━━ PROVIDED DATA

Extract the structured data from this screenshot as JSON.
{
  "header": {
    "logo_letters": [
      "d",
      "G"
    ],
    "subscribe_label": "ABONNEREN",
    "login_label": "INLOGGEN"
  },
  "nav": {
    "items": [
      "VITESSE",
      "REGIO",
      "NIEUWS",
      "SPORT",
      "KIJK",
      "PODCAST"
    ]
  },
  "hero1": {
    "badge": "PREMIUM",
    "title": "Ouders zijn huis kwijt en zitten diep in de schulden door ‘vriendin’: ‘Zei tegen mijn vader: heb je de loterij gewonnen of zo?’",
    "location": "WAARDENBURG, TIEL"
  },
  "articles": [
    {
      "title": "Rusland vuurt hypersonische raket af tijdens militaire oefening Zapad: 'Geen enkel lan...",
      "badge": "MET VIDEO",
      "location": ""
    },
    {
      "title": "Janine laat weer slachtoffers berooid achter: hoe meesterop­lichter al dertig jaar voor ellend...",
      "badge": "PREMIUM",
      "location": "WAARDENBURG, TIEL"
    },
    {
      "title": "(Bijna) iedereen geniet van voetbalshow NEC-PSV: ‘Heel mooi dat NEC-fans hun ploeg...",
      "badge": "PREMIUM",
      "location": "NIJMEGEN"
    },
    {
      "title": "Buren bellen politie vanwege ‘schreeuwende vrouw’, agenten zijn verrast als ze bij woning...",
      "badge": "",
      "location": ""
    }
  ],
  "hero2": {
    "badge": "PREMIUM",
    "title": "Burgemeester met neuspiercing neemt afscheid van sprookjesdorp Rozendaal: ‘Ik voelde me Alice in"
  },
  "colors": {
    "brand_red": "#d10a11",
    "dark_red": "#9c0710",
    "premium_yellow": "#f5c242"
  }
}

━━━━

◆ **EXERCISE**
Of all the lines above, how many contain the word "WAARDENBURG"? Answer with only the number.

◆ **TASK SOLUTION**
2